Dataset rows about figures:
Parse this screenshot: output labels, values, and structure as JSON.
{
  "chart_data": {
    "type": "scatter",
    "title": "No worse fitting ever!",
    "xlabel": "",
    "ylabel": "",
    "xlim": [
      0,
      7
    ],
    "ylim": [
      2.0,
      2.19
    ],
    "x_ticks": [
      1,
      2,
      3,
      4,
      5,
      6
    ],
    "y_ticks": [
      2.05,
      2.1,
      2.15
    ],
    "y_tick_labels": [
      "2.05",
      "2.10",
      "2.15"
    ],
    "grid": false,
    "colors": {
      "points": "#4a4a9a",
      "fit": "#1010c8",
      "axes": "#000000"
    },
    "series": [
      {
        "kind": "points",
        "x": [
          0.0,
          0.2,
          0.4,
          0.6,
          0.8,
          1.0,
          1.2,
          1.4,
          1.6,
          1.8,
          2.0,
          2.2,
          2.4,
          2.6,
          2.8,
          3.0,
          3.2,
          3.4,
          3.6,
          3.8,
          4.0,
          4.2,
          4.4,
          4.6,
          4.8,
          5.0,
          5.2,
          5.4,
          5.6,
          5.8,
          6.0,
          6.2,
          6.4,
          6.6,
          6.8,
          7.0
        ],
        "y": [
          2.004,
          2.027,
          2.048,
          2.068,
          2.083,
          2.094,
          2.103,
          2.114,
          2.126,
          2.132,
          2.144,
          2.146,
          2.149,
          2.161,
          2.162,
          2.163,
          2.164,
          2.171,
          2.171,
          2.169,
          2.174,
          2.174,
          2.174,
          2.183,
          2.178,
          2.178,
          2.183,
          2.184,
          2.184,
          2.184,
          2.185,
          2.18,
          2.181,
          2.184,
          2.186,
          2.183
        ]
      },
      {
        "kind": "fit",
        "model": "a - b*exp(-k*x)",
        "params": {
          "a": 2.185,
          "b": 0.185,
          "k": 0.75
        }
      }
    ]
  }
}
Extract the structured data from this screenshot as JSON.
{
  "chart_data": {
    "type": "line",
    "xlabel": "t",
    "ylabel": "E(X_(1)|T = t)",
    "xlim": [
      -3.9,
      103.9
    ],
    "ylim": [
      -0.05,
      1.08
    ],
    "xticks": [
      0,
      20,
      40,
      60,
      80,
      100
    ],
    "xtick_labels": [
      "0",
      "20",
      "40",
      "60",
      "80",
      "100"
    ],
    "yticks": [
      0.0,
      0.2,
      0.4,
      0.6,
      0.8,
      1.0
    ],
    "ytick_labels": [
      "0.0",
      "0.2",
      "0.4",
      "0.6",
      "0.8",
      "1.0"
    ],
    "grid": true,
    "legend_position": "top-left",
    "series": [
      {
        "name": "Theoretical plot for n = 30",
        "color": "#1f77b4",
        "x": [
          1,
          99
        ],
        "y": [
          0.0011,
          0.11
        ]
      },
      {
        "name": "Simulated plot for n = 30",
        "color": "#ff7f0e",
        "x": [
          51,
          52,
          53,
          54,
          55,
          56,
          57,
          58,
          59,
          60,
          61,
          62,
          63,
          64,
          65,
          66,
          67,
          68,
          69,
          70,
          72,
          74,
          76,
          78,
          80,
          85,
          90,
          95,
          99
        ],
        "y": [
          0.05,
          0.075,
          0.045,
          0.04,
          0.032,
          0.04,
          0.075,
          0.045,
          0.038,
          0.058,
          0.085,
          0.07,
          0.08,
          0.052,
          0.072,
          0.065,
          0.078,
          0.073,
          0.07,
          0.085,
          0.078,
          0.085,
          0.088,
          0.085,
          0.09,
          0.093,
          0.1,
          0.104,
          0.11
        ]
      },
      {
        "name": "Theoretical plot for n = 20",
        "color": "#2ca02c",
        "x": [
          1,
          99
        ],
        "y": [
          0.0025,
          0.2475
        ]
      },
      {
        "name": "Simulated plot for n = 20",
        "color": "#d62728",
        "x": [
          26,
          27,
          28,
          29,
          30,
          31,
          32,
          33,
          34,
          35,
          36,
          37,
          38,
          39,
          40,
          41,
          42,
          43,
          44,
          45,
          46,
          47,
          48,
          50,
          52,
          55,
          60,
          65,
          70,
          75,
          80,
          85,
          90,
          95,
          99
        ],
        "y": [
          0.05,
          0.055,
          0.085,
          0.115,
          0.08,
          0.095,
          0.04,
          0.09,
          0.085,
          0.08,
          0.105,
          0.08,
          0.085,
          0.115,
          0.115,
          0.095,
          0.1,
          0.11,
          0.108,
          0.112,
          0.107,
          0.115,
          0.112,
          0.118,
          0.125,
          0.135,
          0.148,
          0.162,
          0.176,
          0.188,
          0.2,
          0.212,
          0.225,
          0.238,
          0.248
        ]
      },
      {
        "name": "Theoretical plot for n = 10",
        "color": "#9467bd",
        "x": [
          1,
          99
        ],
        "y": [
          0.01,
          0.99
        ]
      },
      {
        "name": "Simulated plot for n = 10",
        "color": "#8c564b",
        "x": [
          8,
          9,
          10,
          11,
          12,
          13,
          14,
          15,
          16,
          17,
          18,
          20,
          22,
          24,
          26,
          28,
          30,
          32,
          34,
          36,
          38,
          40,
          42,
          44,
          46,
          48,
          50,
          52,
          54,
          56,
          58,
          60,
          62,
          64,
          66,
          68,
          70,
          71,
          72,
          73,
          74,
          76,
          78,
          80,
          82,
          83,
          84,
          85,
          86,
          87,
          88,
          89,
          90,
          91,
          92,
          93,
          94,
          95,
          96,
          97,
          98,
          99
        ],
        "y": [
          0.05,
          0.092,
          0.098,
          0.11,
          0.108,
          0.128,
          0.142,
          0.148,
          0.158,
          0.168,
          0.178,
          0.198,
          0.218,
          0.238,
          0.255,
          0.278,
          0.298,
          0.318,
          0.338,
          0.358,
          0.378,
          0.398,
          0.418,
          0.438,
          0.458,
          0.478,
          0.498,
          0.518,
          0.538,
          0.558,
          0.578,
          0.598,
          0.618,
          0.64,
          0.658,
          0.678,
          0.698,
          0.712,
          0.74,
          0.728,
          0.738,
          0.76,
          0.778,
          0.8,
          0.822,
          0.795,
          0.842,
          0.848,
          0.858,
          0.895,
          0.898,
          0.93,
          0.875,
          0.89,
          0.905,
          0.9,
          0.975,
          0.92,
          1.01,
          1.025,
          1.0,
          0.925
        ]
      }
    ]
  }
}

Requirements: Return only the count of lines in the records that hold the word "Simulated".

The result: 3